[Supplied records start]

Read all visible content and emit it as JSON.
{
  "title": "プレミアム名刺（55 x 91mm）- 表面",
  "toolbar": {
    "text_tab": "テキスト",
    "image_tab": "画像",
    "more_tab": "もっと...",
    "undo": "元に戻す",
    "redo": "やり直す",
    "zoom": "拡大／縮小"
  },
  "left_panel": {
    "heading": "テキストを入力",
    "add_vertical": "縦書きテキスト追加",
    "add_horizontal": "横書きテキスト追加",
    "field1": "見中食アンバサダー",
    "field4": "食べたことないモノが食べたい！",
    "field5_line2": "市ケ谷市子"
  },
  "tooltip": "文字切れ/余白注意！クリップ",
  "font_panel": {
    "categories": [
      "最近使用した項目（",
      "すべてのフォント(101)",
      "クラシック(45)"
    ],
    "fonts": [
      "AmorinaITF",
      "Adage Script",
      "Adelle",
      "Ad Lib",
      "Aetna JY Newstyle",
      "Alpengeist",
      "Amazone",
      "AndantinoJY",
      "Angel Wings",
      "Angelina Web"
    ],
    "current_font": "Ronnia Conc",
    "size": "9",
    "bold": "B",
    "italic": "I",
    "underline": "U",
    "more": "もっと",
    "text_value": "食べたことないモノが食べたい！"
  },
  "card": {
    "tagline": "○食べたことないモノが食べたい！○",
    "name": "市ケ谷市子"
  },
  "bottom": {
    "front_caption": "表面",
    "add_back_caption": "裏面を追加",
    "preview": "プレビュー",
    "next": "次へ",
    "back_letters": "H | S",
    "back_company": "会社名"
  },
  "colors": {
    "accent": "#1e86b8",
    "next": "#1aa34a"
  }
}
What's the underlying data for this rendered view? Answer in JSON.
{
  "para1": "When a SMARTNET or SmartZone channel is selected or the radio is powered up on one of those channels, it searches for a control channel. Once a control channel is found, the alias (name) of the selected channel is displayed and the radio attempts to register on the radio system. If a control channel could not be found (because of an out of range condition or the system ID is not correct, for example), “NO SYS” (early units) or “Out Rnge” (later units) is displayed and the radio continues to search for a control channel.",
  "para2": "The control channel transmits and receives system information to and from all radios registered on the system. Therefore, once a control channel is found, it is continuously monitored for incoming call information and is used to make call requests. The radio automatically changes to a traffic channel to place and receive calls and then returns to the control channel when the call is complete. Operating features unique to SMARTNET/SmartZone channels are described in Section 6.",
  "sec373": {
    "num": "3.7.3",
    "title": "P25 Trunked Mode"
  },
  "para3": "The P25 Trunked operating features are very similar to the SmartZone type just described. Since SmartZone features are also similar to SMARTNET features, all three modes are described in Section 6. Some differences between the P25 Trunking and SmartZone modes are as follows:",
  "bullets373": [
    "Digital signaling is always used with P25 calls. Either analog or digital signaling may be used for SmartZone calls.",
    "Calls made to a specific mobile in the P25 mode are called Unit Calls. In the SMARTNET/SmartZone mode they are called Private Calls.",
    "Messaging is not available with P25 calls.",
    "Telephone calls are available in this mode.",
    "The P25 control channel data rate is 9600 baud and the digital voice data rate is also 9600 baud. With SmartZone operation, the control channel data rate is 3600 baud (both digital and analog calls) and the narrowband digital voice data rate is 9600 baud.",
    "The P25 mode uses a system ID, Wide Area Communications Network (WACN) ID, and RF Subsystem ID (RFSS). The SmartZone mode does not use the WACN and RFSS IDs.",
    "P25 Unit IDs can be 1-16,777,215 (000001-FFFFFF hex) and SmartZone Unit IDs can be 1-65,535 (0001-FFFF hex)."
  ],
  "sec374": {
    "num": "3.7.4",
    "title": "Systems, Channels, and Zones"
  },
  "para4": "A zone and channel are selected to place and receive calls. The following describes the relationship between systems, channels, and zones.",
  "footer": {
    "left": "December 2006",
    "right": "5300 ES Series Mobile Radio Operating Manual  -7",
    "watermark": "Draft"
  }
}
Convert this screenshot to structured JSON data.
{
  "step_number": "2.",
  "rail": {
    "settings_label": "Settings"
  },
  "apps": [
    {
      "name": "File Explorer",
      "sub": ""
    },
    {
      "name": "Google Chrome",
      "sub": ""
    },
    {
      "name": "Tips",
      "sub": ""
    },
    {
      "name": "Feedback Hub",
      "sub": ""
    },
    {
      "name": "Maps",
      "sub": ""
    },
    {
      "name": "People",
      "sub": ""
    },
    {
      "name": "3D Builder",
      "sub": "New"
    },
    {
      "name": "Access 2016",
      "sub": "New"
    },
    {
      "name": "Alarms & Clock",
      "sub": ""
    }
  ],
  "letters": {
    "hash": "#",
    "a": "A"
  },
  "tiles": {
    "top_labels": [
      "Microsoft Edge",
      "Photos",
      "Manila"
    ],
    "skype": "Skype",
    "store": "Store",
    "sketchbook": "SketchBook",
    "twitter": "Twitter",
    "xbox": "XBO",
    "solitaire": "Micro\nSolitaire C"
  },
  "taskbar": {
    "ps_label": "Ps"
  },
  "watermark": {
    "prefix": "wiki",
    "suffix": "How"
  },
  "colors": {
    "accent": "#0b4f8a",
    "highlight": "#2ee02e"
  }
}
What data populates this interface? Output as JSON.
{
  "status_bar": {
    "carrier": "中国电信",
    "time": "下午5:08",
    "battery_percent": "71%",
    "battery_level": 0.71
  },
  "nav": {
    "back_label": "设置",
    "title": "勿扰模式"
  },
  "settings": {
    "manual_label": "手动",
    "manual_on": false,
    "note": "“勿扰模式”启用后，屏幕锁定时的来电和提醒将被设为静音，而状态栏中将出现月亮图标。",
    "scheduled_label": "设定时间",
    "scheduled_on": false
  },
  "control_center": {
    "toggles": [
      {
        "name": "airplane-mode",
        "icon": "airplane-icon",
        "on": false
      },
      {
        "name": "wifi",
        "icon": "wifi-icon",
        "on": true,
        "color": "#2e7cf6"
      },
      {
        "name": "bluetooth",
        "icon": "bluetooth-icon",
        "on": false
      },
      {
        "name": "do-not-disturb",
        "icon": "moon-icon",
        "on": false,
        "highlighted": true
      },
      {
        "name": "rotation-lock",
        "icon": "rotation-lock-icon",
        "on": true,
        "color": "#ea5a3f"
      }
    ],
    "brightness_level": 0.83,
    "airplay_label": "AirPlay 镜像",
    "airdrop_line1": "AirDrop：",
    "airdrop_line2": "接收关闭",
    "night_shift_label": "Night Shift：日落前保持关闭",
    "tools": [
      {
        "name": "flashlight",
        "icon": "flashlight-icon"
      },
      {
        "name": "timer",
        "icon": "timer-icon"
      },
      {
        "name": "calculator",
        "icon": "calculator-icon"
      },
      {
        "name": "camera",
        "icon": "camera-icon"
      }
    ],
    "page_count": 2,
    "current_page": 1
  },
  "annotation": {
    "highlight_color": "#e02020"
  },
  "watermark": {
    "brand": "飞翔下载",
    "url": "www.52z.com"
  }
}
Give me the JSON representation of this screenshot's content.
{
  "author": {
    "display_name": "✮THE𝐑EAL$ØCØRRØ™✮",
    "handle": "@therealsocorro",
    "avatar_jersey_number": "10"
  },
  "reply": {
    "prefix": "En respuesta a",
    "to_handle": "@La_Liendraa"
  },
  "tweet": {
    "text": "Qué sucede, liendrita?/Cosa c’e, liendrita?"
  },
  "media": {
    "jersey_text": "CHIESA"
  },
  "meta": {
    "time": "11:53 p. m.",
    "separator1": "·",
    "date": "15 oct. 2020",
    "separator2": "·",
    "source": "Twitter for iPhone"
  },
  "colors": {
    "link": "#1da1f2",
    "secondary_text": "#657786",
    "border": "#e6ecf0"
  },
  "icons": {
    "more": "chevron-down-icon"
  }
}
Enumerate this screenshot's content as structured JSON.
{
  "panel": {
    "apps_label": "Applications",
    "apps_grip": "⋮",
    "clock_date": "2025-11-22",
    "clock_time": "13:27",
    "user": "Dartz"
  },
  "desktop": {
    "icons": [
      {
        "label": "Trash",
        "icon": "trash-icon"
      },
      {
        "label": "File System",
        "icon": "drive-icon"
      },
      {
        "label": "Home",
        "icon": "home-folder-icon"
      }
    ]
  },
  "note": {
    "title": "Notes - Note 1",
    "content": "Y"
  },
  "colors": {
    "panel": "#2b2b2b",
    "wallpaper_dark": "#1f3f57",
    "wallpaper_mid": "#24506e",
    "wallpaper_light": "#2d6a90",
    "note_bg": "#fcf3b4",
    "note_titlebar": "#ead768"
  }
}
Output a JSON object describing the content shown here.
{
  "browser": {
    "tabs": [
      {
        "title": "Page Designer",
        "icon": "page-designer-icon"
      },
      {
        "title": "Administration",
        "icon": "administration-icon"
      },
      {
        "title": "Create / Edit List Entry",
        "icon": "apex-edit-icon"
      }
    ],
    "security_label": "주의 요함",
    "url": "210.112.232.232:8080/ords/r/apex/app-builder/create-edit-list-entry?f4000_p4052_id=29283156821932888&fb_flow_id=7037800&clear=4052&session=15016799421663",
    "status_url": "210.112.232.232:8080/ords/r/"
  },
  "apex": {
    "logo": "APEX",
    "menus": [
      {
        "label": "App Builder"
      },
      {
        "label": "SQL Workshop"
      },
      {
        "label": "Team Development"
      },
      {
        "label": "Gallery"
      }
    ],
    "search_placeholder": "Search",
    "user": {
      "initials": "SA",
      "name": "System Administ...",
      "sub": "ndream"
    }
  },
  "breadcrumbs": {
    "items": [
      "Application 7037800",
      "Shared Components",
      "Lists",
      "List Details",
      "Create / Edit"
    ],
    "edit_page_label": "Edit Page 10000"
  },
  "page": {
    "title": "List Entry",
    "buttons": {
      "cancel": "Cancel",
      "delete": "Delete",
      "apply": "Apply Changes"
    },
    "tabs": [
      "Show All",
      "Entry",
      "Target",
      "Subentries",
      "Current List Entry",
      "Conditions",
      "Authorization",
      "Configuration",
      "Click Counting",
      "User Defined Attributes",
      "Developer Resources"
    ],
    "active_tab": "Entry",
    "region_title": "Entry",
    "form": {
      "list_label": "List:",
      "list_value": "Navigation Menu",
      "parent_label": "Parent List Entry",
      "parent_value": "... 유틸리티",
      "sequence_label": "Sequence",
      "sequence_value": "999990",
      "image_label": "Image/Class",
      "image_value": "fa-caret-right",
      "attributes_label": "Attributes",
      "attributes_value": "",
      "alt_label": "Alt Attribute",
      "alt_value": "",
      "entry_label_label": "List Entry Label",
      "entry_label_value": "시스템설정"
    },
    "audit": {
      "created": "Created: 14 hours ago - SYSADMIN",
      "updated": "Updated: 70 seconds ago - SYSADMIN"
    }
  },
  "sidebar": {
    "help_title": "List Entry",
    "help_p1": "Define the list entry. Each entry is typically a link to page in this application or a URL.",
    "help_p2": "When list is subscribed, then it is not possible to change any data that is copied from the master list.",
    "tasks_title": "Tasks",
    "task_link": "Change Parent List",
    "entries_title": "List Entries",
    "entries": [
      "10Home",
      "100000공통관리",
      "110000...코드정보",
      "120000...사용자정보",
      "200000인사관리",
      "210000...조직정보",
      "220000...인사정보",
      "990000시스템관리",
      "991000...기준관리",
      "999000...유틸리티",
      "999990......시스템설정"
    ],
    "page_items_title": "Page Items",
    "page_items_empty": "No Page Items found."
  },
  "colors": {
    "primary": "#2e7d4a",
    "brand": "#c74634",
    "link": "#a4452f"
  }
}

[Supplied records end]

* Exercise
Determine the number of lines in the listing that contain the string "Section". Write that number and nothing else.

* Complete response
2